Please recast each line of the entries below as a row in a Markdown table with the columns Row and Line, numbering the rows and omitting any blank lines.

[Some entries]
-*-*-

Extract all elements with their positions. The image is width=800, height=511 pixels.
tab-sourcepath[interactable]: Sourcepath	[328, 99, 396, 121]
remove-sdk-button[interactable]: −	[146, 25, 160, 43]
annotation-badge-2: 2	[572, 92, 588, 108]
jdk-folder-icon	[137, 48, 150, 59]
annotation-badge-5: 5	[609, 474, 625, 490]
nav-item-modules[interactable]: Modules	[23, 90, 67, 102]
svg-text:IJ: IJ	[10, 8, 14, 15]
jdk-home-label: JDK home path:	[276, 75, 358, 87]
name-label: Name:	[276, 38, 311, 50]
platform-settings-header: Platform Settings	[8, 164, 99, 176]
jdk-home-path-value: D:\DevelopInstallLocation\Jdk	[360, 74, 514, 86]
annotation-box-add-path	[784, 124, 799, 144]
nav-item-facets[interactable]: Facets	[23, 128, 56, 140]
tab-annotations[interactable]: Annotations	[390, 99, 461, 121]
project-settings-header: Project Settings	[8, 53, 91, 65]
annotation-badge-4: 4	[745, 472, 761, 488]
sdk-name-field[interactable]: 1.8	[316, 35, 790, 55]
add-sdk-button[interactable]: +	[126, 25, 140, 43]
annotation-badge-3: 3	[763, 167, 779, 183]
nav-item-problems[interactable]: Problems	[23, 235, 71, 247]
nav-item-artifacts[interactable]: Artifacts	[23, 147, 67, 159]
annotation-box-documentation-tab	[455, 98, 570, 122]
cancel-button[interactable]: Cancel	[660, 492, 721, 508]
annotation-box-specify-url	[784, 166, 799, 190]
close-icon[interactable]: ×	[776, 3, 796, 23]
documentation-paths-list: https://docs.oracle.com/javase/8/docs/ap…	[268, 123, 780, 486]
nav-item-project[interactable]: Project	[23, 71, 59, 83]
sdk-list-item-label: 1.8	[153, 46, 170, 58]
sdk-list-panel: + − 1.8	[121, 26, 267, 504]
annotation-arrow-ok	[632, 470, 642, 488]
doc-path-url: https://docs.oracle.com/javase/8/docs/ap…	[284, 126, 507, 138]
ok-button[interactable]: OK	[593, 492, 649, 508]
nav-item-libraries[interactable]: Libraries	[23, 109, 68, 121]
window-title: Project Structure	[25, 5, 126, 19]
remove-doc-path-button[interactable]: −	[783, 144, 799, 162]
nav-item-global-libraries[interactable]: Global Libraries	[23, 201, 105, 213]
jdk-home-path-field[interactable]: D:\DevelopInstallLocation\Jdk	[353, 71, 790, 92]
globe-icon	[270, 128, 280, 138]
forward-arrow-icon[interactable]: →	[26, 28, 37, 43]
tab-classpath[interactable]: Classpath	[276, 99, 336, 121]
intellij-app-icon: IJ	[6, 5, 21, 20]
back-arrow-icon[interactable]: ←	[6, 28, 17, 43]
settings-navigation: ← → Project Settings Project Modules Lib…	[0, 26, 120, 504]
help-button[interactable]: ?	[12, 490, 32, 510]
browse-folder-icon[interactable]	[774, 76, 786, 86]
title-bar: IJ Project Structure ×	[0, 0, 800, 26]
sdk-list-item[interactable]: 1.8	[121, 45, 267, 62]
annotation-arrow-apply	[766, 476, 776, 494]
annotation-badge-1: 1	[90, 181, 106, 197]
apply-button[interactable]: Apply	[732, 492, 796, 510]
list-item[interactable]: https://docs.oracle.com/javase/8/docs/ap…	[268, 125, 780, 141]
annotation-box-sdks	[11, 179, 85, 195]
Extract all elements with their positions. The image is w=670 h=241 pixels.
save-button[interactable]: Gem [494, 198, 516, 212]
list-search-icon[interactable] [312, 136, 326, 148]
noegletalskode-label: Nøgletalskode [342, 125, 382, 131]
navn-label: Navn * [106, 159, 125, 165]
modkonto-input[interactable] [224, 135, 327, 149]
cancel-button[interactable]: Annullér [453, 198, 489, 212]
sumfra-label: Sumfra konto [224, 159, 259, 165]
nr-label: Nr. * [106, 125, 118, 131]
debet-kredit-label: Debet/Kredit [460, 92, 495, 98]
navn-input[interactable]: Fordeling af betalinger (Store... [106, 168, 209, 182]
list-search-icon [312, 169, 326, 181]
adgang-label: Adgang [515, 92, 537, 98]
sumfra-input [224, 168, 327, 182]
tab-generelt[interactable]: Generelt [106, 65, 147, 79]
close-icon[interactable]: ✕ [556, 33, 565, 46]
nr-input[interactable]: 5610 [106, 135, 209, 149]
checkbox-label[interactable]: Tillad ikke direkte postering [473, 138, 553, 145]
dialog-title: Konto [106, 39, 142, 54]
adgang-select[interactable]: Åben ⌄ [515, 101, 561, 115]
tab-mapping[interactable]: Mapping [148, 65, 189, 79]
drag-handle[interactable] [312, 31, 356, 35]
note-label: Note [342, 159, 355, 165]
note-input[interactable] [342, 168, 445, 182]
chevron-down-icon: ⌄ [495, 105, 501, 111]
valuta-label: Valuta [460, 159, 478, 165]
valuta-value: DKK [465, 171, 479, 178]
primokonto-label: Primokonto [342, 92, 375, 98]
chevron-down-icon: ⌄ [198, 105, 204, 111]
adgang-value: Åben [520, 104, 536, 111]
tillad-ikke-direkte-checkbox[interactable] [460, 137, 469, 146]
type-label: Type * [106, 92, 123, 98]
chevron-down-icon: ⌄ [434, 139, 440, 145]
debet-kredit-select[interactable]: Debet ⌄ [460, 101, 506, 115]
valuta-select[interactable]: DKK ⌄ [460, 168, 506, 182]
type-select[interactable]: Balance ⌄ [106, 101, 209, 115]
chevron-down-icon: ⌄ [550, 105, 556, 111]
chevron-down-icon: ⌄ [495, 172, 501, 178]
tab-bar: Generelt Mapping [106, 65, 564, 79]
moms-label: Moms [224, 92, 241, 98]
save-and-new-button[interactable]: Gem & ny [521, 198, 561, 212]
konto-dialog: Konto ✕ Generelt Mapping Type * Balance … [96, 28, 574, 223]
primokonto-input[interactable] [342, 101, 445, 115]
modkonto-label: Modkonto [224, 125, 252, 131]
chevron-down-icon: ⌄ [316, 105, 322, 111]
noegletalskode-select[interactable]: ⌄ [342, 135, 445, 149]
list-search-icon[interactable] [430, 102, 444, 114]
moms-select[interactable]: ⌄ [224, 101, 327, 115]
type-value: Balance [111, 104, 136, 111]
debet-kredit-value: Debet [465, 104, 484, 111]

-*-*-

→ **CORRECT RESULT**:
| Row | Line |
|---|---|
| 1 | Extract all elements with their positions. The image is width=800, height=511 pixels. |
| 2 | tab-sourcepath[interactable]: Sourcepath	[328, 99, 396, 121] |
| 3 | remove-sdk-button[interactable]: −	[146, 25, 160, 43] |
| 4 | annotation-badge-2: 2	[572, 92, 588, 108] |
| 5 | jdk-folder-icon	[137, 48, 150, 59] |
| 6 | annotation-badge-5: 5	[609, 474, 625, 490] |
| 7 | nav-item-modules[interactable]: Modules	[23, 90, 67, 102] |
| 8 | svg-text:IJ: IJ	[10, 8, 14, 15] |
| 9 | jdk-home-label: JDK home path:	[276, 75, 358, 87] |
| 10 | name-label: Name:	[276, 38, 311, 50] |
| 11 | platform-settings-header: Platform Settings	[8, 164, 99, 176] |
| 12 | jdk-home-path-value: D:\DevelopInstallLocation\Jdk	[360, 74, 514, 86] |
| 13 | annotation-box-add-path	[784, 124, 799, 144] |
| 14 | nav-item-facets[interactable]: Facets	[23, 128, 56, 140] |
| 15 | tab-annotations[interactable]: Annotations	[390, 99, 461, 121] |
| 16 | project-settings-header: Project Settings	[8, 53, 91, 65] |
| 17 | annotation-badge-4: 4	[745, 472, 761, 488] |
| 18 | sdk-name-field[interactable]: 1.8	[316, 35, 790, 55] |
| 19 | add-sdk-button[interactable]: +	[126, 25, 140, 43] |
| 20 | annotation-badge-3: 3	[763, 167, 779, 183] |
| 21 | nav-item-problems[interactable]: Problems	[23, 235, 71, 247] |
| 22 | nav-item-artifacts[interactable]: Artifacts	[23, 147, 67, 159] |
| 23 | annotation-box-documentation-tab	[455, 98, 570, 122] |
| 24 | cancel-button[interactable]: Cancel	[660, 492, 721, 508] |
| 25 | annotation-box-specify-url	[784, 166, 799, 190] |
| 26 | close-icon[interactable]: ×	[776, 3, 796, 23] |
| 27 | documentation-paths-list: https://docs.oracle.com/javase/8/docs/ap…	[268, 123, 780, 486] |
| 28 | nav-item-project[interactable]: Project	[23, 71, 59, 83] |
| 29 | sdk-list-item-label: 1.8	[153, 46, 170, 58] |
| 30 | sdk-list-panel: + − 1.8	[121, 26, 267, 504] |
| 31 | annotation-arrow-ok	[632, 470, 642, 488] |
| 32 | doc-path-url: https://docs.oracle.com/javase/8/docs/ap…	[284, 126, 507, 138] |
| 33 | ok-button[interactable]: OK	[593, 492, 649, 508] |
| 34 | nav-item-libraries[interactable]: Libraries	[23, 109, 68, 121] |
| 35 | window-title: Project Structure	[25, 5, 126, 19] |
| 36 | remove-doc-path-button[interactable]: −	[783, 144, 799, 162] |
| 37 | nav-item-global-libraries[interactable]: Global Libraries	[23, 201, 105, 213] |
| 38 | jdk-home-path-field[interactable]: D:\DevelopInstallLocation\Jdk	[353, 71, 790, 92] |
| 39 | globe-icon	[270, 128, 280, 138] |
| 40 | forward-arrow-icon[interactable]: →	[26, 28, 37, 43] |
| 41 | tab-classpath[interactable]: Classpath	[276, 99, 336, 121] |
| 42 | intellij-app-icon: IJ	[6, 5, 21, 20] |
| 43 | back-arrow-icon[interactable]: ←	[6, 28, 17, 43] |
| 44 | settings-navigation: ← → Project Settings Project Modules Lib…	[0, 26, 120, 504] |
| 45 | help-button[interactable]: ?	[12, 490, 32, 510] |
| 46 | browse-folder-icon[interactable]	[774, 76, 786, 86] |
| 47 | title-bar: IJ Project Structure ×	[0, 0, 800, 26] |
| 48 | sdk-list-item[interactable]: 1.8	[121, 45, 267, 62] |
| 49 | annotation-arrow-apply	[766, 476, 776, 494] |
| 50 | annotation-badge-1: 1	[90, 181, 106, 197] |
| 51 | apply-button[interactable]: Apply	[732, 492, 796, 510] |
| 52 | list-item[interactable]: https://docs.oracle.com/javase/8/docs/ap…	[268, 125, 780, 141] |
| 53 | annotation-box-sdks	[11, 179, 85, 195] |
| 54 | Extract all elements with their positions. The image is w=670 h=241 pixels. |
| 55 | save-button[interactable]: Gem [494, 198, 516, 212] |
| 56 | list-search-icon[interactable] [312, 136, 326, 148] |
| 57 | noegletalskode-label: Nøgletalskode [342, 125, 382, 131] |
| 58 | navn-label: Navn * [106, 159, 125, 165] |
| 59 | modkonto-input[interactable] [224, 135, 327, 149] |
| 60 | cancel-button[interactable]: Annullér [453, 198, 489, 212] |
| 61 | sumfra-label: Sumfra konto [224, 159, 259, 165] |
| 62 | nr-label: Nr. * [106, 125, 118, 131] |
| 63 | debet-kredit-label: Debet/Kredit [460, 92, 495, 98] |
| 64 | navn-input[interactable]: Fordeling af betalinger (Store... [106, 168, 209, 182] |
| 65 | list-search-icon [312, 169, 326, 181] |
| 66 | adgang-label: Adgang [515, 92, 537, 98] |
| 67 | sumfra-input [224, 168, 327, 182] |
| 68 | tab-generelt[interactable]: Generelt [106, 65, 147, 79] |
| 69 | close-icon[interactable]: ✕ [556, 33, 565, 46] |
| 70 | nr-input[interactable]: 5610 [106, 135, 209, 149] |
| 71 | checkbox-label[interactable]: Tillad ikke direkte postering [473, 138, 553, 145] |
| 72 | dialog-title: Konto [106, 39, 142, 54] |
| 73 | adgang-select[interactable]: Åben ⌄ [515, 101, 561, 115] |
| 74 | tab-mapping[interactable]: Mapping [148, 65, 189, 79] |
| 75 | drag-handle[interactable] [312, 31, 356, 35] |
| 76 | note-label: Note [342, 159, 355, 165] |
| 77 | note-input[interactable] [342, 168, 445, 182] |
| 78 | chevron-down-icon: ⌄ [495, 105, 501, 111] |
| 79 | valuta-label: Valuta [460, 159, 478, 165] |
| 80 | valuta-value: DKK [465, 171, 479, 178] |
| 81 | primokonto-label: Primokonto [342, 92, 375, 98] |
| 82 | chevron-down-icon: ⌄ [198, 105, 204, 111] |
| 83 | adgang-value: Åben [520, 104, 536, 111] |
| 84 | tillad-ikke-direkte-checkbox[interactable] [460, 137, 469, 146] |
| 85 | type-label: Type * [106, 92, 123, 98] |
| 86 | chevron-down-icon: ⌄ [434, 139, 440, 145] |
| 87 | debet-kredit-select[interactable]: Debet ⌄ [460, 101, 506, 115] |
| 88 | valuta-select[interactable]: DKK ⌄ [460, 168, 506, 182] |
| 89 | type-select[interactable]: Balance ⌄ [106, 101, 209, 115] |
| 90 | chevron-down-icon: ⌄ [550, 105, 556, 111] |
| 91 | chevron-down-icon: ⌄ [495, 172, 501, 178] |
| 92 | tab-bar: Generelt Mapping [106, 65, 564, 79] |
| 93 | moms-label: Moms [224, 92, 241, 98] |
| 94 | save-and-new-button[interactable]: Gem & ny [521, 198, 561, 212] |
| 95 | konto-dialog: Konto ✕ Generelt Mapping Type * Balance … [96, 28, 574, 223] |
| 96 | primokonto-input[interactable] [342, 101, 445, 115] |
| 97 | modkonto-label: Modkonto [224, 125, 252, 131] |
| 98 | chevron-down-icon: ⌄ [316, 105, 322, 111] |
| 99 | noegletalskode-select[interactable]: ⌄ [342, 135, 445, 149] |
| 100 | list-search-icon[interactable] [430, 102, 444, 114] |
| 101 | moms-select[interactable]: ⌄ [224, 101, 327, 115] |
| 102 | type-value: Balance [111, 104, 136, 111] |
| 103 | debet-kredit-value: Debet [465, 104, 484, 111] |